■ 取り組む課題: オープンイノベーションを扱う下の抜粋テキストから、かぎかっこ「」で囲まれた山本室長の発言をすべて原文のまま抜き出してください。

■ 抜粋テキスト:

-------

オープンイノベーション、DXで新たな文化を創造

【画像】株式会社正興電機製作所 オープンイノベーション室長 山本公平

オープンイノベーションという響きには、ハイテクやデジタルなどのイメージを抱きやすいのに対して山本室長は、「協業できる企業かどうかについては、実際に会ってじっくり会話をし、人間的な感性で判断していく。狙っていってもうまくいかず、むしろ偶然の出会いの方が重要になるケースも多い。そして振り返ってみれば、ジタバタしていると、好機はいつの間にか、向こうから自然に訪れる気がする」と、経験値をもとに自らのスタンスを明かす。

AI/DXなどでデジタル技術に取り組むが「人間にとって重要なのはデジタルではなく、生き生きと誇りを持てる文化であり、人と文化こそが最重要」とする山本室長は、「例えば建物も都市の文化の現れであり、街並みや景観に特徴のあるまちには面白い魅力的な人物が集まって来る」と考えている。

-------

■ 表示情報:
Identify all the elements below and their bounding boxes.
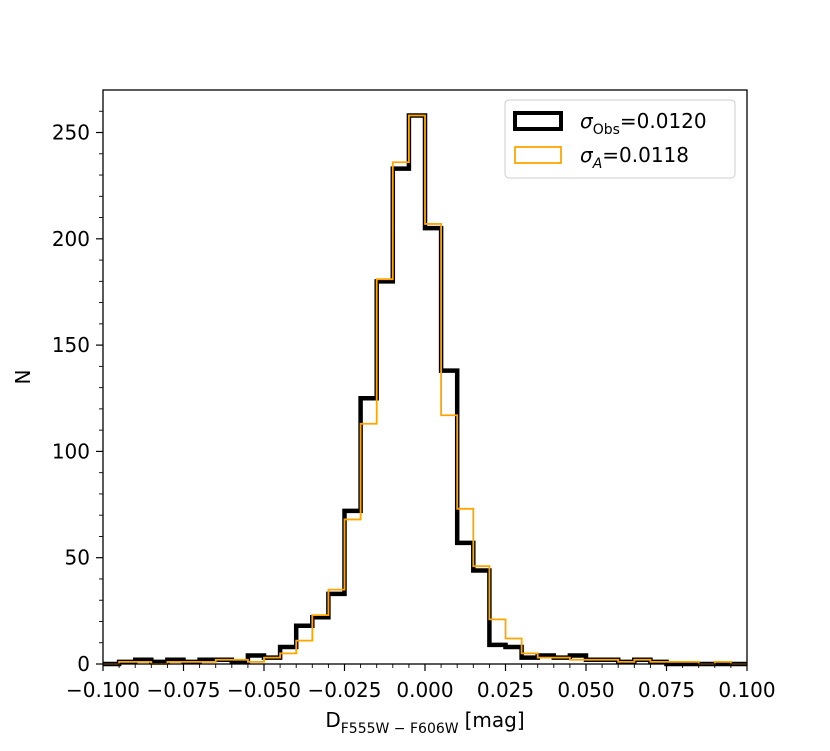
x-tick-label: 0.100 [718, 678, 775, 702]
legend-obs-sub: Obs [593, 122, 620, 138]
y-tick-label: 250 [52, 121, 90, 145]
legend-entry-obs: σObs=0.0120 [580, 109, 707, 138]
x-tick-label: 0.025 [477, 678, 534, 702]
legend-a-sub: A [592, 156, 603, 172]
histogram-series-1 [103, 114, 747, 665]
series-layer [103, 113, 747, 667]
legend-swatch-obs [513, 111, 563, 131]
x-tick-label: 0.075 [638, 678, 695, 702]
x-tick-label: −0.050 [227, 678, 301, 702]
x-axis-label: DF555W − F606W [mag] [325, 708, 524, 737]
legend-a-symbol: σ [580, 143, 594, 167]
y-tick-label: 50 [65, 546, 90, 570]
x-tick-label: −0.100 [66, 678, 140, 702]
y-tick-label: 100 [52, 439, 90, 463]
x-axis-label-main: D [325, 708, 340, 732]
x-tick-label: 0.000 [396, 678, 453, 702]
y-axis-label: N [11, 370, 35, 385]
legend-entry-a: σA=0.0118 [580, 143, 689, 172]
legend-obs-symbol: σ [580, 109, 594, 133]
y-tick-label: 200 [52, 227, 90, 251]
x-tick-label: −0.075 [146, 678, 220, 702]
x-axis-label-unit: [mag] [465, 708, 525, 732]
x-tick-label: −0.025 [307, 678, 381, 702]
y-tick-label: 0 [77, 652, 90, 676]
x-tick-label: 0.050 [557, 678, 614, 702]
legend: σObs=0.0120 σA=0.0118 [504, 99, 736, 179]
ticks-layer: −0.100 −0.075 −0.050 −0.025 0.000 0.025 0.050 0… [52, 110, 776, 702]
y-tick-label: 150 [52, 333, 90, 357]
legend-obs-value: =0.0120 [620, 109, 707, 133]
legend-swatch-a [514, 146, 562, 164]
x-axis-label-sub: F555W − F606W [341, 721, 459, 737]
legend-a-value: =0.0118 [602, 143, 689, 167]
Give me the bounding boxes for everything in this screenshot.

-------

■ 問題の解答:
・「協業できる企業かどうかについては、実際に会ってじっくり会話をし、人間的な感性で判断していく。狙っていってもうまくいかず、むしろ偶然の出会いの方が重要になるケースも多い。そして振り返ってみれば、ジタバタしていると、好機はいつの間にか、向こうから自然に訪れる気がする」
・「人間にとって重要なのはデジタルではなく、生き生きと誇りを持てる文化であり、人と文化こそが最重要」
・「例えば建物も都市の文化の現れであり、街並みや景観に特徴のあるまちには面白い魅力的な人物が集まって来る」